Written task. Can you pull out each line of the data below that includes the word "source"?

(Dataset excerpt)
— Start —

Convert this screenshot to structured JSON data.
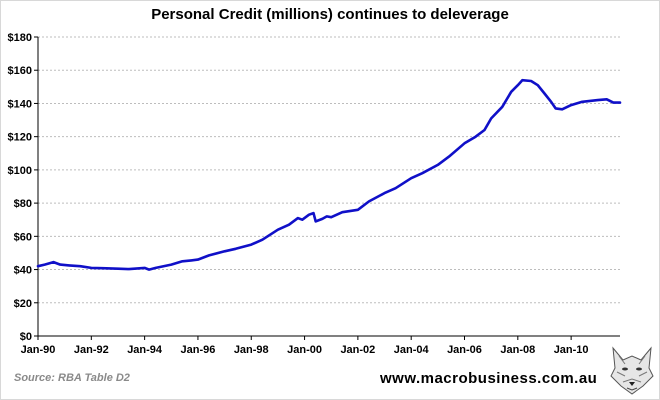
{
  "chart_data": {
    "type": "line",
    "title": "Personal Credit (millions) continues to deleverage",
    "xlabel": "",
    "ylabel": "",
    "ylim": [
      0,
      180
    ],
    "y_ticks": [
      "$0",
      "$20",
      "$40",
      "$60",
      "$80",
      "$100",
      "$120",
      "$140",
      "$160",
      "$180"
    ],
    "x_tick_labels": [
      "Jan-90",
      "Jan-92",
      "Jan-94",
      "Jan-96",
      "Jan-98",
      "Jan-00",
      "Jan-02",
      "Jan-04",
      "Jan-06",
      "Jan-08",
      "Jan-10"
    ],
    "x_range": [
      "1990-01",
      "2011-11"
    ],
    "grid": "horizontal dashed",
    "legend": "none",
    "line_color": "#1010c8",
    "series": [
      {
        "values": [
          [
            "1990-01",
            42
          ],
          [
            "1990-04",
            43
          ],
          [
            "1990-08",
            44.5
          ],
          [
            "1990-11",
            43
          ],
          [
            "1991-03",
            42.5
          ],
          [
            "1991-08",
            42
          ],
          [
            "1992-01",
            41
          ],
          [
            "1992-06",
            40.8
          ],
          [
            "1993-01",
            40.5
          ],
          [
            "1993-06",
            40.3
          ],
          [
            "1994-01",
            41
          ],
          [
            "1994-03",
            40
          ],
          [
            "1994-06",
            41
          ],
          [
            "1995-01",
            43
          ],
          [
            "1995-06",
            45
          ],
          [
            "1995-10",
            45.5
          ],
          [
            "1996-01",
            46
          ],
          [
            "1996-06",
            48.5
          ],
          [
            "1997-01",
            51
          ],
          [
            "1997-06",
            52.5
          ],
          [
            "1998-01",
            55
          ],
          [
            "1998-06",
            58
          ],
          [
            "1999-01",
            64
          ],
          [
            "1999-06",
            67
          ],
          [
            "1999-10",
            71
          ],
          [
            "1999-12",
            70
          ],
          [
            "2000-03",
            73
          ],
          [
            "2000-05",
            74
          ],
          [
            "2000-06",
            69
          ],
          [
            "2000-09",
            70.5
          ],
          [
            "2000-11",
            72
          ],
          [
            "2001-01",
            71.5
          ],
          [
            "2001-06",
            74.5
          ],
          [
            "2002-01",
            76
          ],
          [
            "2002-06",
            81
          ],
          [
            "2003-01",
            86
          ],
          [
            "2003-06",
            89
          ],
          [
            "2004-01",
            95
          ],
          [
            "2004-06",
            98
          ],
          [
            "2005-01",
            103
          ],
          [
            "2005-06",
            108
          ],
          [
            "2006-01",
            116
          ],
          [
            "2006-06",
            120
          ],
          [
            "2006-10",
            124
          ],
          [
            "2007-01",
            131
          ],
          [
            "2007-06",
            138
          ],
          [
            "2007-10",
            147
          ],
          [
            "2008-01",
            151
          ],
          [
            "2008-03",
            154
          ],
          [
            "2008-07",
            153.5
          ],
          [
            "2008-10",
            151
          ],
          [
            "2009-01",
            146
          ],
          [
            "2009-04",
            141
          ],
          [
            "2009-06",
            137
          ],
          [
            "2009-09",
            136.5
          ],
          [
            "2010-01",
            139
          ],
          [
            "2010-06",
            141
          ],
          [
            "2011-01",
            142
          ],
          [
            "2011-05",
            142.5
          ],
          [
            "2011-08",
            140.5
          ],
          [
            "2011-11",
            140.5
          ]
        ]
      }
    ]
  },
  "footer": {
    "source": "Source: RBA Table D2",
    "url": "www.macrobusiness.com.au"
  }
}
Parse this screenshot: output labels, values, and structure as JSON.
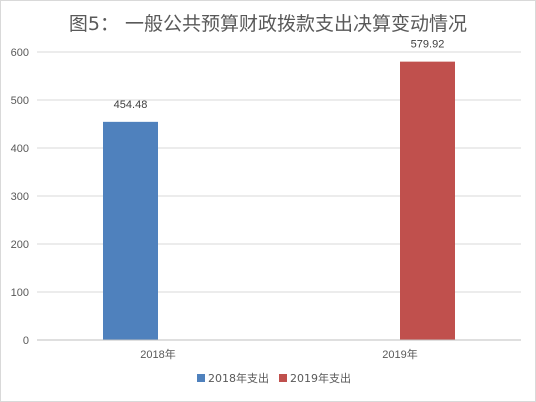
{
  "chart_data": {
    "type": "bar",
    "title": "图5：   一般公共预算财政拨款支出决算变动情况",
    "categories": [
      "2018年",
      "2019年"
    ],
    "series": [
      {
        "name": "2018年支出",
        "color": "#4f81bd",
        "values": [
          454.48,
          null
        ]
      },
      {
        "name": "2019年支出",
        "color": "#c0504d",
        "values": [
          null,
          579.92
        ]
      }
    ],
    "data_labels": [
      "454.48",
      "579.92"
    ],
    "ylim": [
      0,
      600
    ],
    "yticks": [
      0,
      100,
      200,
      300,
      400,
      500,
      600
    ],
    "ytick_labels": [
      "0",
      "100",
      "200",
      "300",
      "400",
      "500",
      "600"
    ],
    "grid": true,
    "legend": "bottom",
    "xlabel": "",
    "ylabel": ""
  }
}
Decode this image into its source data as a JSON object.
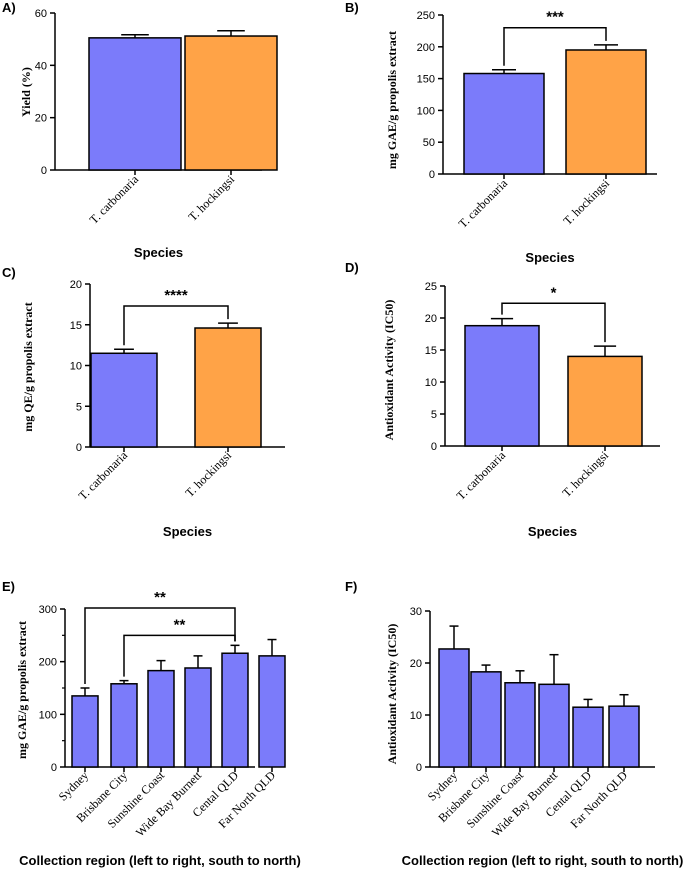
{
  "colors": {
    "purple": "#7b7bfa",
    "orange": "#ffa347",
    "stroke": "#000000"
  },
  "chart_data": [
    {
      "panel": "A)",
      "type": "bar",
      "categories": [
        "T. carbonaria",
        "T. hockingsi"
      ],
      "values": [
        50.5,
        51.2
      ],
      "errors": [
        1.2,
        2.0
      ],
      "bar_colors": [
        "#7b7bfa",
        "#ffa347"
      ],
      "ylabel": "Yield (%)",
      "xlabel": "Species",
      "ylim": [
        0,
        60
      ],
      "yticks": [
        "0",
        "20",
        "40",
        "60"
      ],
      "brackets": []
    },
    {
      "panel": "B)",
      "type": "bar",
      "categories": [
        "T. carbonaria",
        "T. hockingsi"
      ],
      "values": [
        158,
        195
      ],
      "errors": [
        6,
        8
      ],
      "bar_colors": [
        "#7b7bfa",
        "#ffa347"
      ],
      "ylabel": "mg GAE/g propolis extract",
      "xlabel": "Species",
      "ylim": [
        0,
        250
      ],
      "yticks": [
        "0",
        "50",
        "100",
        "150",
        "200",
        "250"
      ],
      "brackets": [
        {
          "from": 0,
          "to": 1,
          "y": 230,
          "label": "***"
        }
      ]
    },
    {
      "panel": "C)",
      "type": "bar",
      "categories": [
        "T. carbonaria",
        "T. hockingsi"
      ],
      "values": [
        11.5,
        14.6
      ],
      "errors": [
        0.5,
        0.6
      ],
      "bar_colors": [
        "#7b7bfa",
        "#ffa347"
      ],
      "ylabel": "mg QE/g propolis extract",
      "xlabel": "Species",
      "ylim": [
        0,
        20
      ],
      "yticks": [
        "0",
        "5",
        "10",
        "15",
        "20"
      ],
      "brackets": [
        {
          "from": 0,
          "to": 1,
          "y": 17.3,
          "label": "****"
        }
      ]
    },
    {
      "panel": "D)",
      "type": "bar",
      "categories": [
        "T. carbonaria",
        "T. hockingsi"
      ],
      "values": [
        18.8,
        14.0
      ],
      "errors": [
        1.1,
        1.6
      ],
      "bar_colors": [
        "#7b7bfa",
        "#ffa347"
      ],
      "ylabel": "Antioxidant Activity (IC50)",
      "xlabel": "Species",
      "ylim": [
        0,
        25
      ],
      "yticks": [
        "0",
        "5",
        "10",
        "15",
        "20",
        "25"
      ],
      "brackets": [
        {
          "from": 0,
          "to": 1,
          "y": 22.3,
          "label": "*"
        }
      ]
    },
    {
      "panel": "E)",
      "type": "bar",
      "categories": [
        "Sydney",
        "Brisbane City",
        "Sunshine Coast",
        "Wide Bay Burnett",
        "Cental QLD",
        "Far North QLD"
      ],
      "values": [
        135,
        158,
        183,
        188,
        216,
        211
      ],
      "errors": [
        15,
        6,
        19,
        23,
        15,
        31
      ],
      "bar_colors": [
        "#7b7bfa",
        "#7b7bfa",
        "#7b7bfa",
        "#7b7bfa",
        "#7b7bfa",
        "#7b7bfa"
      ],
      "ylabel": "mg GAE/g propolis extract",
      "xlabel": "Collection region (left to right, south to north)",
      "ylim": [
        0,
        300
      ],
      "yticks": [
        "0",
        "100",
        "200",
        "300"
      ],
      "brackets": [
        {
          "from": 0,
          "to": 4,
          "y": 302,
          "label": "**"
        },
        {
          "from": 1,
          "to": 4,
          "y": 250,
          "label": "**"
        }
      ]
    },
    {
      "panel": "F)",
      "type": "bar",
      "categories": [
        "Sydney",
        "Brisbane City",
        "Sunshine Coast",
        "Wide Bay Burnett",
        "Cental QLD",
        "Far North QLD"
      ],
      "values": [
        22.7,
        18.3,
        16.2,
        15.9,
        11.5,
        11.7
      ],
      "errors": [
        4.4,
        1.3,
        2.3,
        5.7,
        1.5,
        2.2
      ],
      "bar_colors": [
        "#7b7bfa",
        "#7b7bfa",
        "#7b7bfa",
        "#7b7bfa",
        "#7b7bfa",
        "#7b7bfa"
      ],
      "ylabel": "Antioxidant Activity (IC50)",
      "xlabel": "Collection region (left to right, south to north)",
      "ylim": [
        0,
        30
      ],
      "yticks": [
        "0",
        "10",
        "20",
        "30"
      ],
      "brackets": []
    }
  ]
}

— End —

Solution for this task.
    "source": "Source: RBA Table D2",
Decode this image into its source data as a JSON object.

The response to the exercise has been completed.